◆ **GIVEN REQUEST**
Copy every line with the string "巡查过程中" in it.

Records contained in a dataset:
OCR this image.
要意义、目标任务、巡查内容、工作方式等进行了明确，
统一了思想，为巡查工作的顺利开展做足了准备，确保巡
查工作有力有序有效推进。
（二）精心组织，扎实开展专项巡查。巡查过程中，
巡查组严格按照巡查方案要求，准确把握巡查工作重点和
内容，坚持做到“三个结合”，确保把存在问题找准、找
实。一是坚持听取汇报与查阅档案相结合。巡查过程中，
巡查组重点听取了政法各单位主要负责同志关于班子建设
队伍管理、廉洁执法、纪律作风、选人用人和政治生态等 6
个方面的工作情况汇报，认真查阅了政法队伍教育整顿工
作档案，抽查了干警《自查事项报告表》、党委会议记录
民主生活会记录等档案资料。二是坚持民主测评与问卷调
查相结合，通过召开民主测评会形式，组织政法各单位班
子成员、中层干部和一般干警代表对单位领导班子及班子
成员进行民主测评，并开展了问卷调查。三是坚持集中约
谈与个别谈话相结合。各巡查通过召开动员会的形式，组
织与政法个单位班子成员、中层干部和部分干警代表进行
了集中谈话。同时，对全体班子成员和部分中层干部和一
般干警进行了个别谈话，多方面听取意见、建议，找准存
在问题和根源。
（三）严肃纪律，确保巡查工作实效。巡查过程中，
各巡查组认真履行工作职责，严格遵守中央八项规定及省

◆ **REPLY**
（二）精心组织，扎实开展专项巡查。巡查过程中，
实。一是坚持听取汇报与查阅档案相结合。巡查过程中，
（三）严肃纪律，确保巡查工作实效。巡查过程中，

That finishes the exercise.